## Exercise prompt
Write the data out again so that it matches word for word.

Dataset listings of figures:
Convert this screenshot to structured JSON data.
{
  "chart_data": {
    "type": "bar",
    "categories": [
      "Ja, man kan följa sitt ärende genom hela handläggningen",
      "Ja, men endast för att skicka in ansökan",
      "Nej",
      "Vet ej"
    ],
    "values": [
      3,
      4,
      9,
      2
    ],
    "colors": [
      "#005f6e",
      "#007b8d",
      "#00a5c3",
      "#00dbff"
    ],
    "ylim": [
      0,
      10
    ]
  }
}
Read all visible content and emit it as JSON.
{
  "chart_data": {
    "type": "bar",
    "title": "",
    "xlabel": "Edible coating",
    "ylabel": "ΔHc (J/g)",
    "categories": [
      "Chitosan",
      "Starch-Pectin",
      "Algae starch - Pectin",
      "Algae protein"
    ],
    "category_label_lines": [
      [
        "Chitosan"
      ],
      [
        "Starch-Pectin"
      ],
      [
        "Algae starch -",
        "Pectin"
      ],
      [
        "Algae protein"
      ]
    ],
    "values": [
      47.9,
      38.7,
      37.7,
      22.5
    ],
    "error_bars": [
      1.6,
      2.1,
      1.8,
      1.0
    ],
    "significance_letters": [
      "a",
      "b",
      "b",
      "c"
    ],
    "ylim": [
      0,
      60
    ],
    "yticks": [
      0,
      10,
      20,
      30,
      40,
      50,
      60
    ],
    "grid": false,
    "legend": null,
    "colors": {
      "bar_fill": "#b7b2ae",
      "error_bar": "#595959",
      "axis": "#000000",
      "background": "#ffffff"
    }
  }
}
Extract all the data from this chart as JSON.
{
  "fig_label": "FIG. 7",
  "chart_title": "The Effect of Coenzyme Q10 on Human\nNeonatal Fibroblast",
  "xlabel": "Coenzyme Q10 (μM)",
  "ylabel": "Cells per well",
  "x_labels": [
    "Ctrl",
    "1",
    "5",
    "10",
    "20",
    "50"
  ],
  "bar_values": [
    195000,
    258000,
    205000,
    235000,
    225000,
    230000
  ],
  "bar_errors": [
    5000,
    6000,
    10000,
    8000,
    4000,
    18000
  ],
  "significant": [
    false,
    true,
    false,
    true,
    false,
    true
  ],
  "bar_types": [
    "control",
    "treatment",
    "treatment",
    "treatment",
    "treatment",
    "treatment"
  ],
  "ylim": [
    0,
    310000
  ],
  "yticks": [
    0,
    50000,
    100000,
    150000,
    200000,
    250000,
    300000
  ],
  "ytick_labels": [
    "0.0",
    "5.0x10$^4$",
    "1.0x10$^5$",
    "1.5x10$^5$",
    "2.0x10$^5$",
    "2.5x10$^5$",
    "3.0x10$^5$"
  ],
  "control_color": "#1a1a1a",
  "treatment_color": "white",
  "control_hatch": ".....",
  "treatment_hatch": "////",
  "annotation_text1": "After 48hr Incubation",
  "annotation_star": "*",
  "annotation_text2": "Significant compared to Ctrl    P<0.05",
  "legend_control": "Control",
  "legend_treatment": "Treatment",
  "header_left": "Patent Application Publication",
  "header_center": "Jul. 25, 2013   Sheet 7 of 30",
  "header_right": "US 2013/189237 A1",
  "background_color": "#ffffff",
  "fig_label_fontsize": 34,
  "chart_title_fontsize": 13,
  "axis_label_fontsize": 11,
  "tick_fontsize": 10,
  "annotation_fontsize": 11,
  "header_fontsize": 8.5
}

## Task output
Convert this screenshot to structured JSON data.
{
  "chart_data": {
    "type": "bar",
    "categories": [
      "Ja, man kan följa sitt ärende genom hela handläggningen",
      "Ja, men endast för att skicka in ansökan",
      "Nej",
      "Vet ej"
    ],
    "values": [
      3,
      4,
      9,
      2
    ],
    "colors": [
      "#005f6e",
      "#007b8d",
      "#00a5c3",
      "#00dbff"
    ],
    "ylim": [
      0,
      10
    ]
  }
}
Read all visible content and emit it as JSON.
{
  "chart_data": {
    "type": "bar",
    "title": "",
    "xlabel": "Edible coating",
    "ylabel": "ΔHc (J/g)",
    "categories": [
      "Chitosan",
      "Starch-Pectin",
      "Algae starch - Pectin",
      "Algae protein"
    ],
    "category_label_lines": [
      [
        "Chitosan"
      ],
      [
        "Starch-Pectin"
      ],
      [
        "Algae starch -",
        "Pectin"
      ],
      [
        "Algae protein"
      ]
    ],
    "values": [
      47.9,
      38.7,
      37.7,
      22.5
    ],
    "error_bars": [
      1.6,
      2.1,
      1.8,
      1.0
    ],
    "significance_letters": [
      "a",
      "b",
      "b",
      "c"
    ],
    "ylim": [
      0,
      60
    ],
    "yticks": [
      0,
      10,
      20,
      30,
      40,
      50,
      60
    ],
    "grid": false,
    "legend": null,
    "colors": {
      "bar_fill": "#b7b2ae",
      "error_bar": "#595959",
      "axis": "#000000",
      "background": "#ffffff"
    }
  }
}
Extract all the data from this chart as JSON.
{
  "fig_label": "FIG. 7",
  "chart_title": "The Effect of Coenzyme Q10 on Human\nNeonatal Fibroblast",
  "xlabel": "Coenzyme Q10 (μM)",
  "ylabel": "Cells per well",
  "x_labels": [
    "Ctrl",
    "1",
    "5",
    "10",
    "20",
    "50"
  ],
  "bar_values": [
    195000,
    258000,
    205000,
    235000,
    225000,
    230000
  ],
  "bar_errors": [
    5000,
    6000,
    10000,
    8000,
    4000,
    18000
  ],
  "significant": [
    false,
    true,
    false,
    true,
    false,
    true
  ],
  "bar_types": [
    "control",
    "treatment",
    "treatment",
    "treatment",
    "treatment",
    "treatment"
  ],
  "ylim": [
    0,
    310000
  ],
  "yticks": [
    0,
    50000,
    100000,
    150000,
    200000,
    250000,
    300000
  ],
  "ytick_labels": [
    "0.0",
    "5.0x10$^4$",
    "1.0x10$^5$",
    "1.5x10$^5$",
    "2.0x10$^5$",
    "2.5x10$^5$",
    "3.0x10$^5$"
  ],
  "control_color": "#1a1a1a",
  "treatment_color": "white",
  "control_hatch": ".....",
  "treatment_hatch": "////",
  "annotation_text1": "After 48hr Incubation",
  "annotation_star": "*",
  "annotation_text2": "Significant compared to Ctrl    P<0.05",
  "legend_control": "Control",
  "legend_treatment": "Treatment",
  "header_left": "Patent Application Publication",
  "header_center": "Jul. 25, 2013   Sheet 7 of 30",
  "header_right": "US 2013/189237 A1",
  "background_color": "#ffffff",
  "fig_label_fontsize": 34,
  "chart_title_fontsize": 13,
  "axis_label_fontsize": 11,
  "tick_fontsize": 10,
  "annotation_fontsize": 11,
  "header_fontsize": 8.5
}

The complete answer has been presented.